> [Written request]:
Wherever the string "What" appears in a line, extract that line.

> [Information shown]:
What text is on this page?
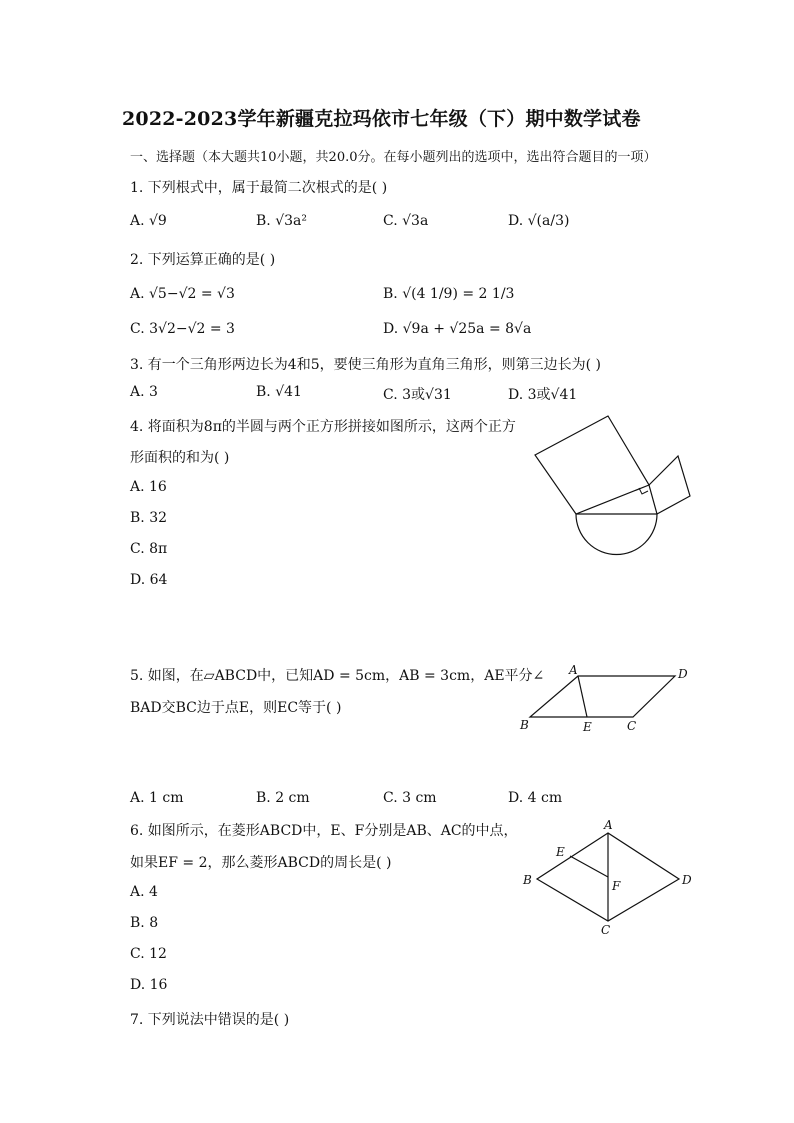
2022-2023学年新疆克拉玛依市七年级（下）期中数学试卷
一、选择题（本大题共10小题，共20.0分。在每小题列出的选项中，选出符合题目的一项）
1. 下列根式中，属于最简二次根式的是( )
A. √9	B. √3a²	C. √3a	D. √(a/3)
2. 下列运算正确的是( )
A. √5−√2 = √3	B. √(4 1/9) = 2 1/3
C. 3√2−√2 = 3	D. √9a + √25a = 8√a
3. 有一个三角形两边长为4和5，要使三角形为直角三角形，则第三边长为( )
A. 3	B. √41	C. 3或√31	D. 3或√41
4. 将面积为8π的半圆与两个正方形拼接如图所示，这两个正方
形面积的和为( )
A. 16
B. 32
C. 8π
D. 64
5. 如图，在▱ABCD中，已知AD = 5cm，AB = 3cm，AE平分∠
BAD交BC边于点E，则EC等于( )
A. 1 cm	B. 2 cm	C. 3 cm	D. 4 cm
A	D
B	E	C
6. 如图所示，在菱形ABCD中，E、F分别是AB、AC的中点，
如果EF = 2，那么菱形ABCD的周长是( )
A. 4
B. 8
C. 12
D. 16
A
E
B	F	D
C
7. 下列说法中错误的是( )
---
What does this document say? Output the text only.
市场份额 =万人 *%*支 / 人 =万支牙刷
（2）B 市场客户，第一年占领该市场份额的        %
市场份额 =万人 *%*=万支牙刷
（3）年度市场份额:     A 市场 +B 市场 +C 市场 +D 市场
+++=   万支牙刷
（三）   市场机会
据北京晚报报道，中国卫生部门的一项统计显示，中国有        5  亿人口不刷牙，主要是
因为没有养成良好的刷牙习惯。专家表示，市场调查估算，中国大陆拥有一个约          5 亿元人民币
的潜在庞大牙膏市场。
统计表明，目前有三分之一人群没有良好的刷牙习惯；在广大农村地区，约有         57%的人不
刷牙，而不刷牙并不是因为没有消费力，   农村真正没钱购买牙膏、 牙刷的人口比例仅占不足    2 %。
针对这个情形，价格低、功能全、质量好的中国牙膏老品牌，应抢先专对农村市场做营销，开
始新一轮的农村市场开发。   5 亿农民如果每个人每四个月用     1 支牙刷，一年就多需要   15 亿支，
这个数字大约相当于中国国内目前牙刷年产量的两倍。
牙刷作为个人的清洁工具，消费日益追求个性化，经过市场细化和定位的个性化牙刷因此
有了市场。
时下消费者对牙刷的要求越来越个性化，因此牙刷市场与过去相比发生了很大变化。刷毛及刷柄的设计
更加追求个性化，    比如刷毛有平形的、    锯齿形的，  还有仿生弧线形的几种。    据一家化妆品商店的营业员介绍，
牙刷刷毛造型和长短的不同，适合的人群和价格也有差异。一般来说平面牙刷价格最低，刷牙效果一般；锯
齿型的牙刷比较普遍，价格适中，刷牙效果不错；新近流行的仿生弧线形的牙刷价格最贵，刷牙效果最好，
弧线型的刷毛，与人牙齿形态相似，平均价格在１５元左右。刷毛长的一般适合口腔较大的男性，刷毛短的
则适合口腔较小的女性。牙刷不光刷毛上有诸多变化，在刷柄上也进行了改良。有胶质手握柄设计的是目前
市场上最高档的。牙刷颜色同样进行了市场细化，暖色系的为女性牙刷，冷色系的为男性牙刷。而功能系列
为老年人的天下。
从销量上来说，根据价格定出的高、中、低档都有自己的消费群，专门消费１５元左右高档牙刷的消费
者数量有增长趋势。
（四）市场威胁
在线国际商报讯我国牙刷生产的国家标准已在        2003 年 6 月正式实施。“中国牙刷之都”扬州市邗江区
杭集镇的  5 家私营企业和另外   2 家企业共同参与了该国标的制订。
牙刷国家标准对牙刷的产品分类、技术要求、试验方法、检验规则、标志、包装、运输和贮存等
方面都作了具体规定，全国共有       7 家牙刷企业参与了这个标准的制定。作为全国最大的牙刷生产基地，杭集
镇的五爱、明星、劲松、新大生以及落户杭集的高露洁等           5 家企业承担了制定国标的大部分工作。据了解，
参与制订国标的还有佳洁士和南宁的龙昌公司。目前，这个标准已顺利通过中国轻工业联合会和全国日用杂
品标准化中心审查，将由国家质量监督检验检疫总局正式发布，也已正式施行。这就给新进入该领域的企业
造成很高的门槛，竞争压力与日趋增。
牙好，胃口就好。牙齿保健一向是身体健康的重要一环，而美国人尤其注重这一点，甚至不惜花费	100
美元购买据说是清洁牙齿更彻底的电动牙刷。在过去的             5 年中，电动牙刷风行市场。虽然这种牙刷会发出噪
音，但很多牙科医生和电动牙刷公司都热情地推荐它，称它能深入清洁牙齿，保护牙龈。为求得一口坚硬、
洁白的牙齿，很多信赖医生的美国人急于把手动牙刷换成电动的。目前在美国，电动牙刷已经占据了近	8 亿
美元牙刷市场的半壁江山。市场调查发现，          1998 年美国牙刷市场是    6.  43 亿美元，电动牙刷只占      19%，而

> [Answer to this task]:
What text is on this page?
What does this document say? Output the text only.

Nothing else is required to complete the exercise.